__DIRECTIONS FOR THIS TASK__.
Every entry must be given again exactly.

------------

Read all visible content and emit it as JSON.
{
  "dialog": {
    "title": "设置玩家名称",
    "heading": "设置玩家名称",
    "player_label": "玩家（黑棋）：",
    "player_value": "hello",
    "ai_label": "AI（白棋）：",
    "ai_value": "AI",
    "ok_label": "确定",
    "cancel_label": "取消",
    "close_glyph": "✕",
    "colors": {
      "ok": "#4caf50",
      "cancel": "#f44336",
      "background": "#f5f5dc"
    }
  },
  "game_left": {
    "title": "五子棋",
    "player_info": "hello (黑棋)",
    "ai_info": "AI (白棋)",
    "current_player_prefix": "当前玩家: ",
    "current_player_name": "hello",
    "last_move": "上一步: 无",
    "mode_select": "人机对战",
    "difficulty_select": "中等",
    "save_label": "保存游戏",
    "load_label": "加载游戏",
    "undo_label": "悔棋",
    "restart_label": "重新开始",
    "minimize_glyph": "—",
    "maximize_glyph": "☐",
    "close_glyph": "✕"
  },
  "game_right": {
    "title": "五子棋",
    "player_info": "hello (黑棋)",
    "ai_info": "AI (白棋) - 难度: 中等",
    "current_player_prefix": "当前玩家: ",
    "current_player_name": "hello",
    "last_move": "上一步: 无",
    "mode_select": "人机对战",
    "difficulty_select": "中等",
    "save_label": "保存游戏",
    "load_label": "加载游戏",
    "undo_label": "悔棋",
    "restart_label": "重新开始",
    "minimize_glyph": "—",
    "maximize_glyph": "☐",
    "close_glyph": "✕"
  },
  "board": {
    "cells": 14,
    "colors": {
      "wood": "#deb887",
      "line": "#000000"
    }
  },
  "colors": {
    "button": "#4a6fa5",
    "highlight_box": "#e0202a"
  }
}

------------

__CORRECT ANSWER__.
Read all visible content and emit it as JSON.
{
  "dialog": {
    "title": "设置玩家名称",
    "heading": "设置玩家名称",
    "player_label": "玩家（黑棋）：",
    "player_value": "hello",
    "ai_label": "AI（白棋）：",
    "ai_value": "AI",
    "ok_label": "确定",
    "cancel_label": "取消",
    "close_glyph": "✕",
    "colors": {
      "ok": "#4caf50",
      "cancel": "#f44336",
      "background": "#f5f5dc"
    }
  },
  "game_left": {
    "title": "五子棋",
    "player_info": "hello (黑棋)",
    "ai_info": "AI (白棋)",
    "current_player_prefix": "当前玩家: ",
    "current_player_name": "hello",
    "last_move": "上一步: 无",
    "mode_select": "人机对战",
    "difficulty_select": "中等",
    "save_label": "保存游戏",
    "load_label": "加载游戏",
    "undo_label": "悔棋",
    "restart_label": "重新开始",
    "minimize_glyph": "—",
    "maximize_glyph": "☐",
    "close_glyph": "✕"
  },
  "game_right": {
    "title": "五子棋",
    "player_info": "hello (黑棋)",
    "ai_info": "AI (白棋) - 难度: 中等",
    "current_player_prefix": "当前玩家: ",
    "current_player_name": "hello",
    "last_move": "上一步: 无",
    "mode_select": "人机对战",
    "difficulty_select": "中等",
    "save_label": "保存游戏",
    "load_label": "加载游戏",
    "undo_label": "悔棋",
    "restart_label": "重新开始",
    "minimize_glyph": "—",
    "maximize_glyph": "☐",
    "close_glyph": "✕"
  },
  "board": {
    "cells": 14,
    "colors": {
      "wood": "#deb887",
      "line": "#000000"
    }
  },
  "colors": {
    "button": "#4a6fa5",
    "highlight_box": "#e0202a"
  }
}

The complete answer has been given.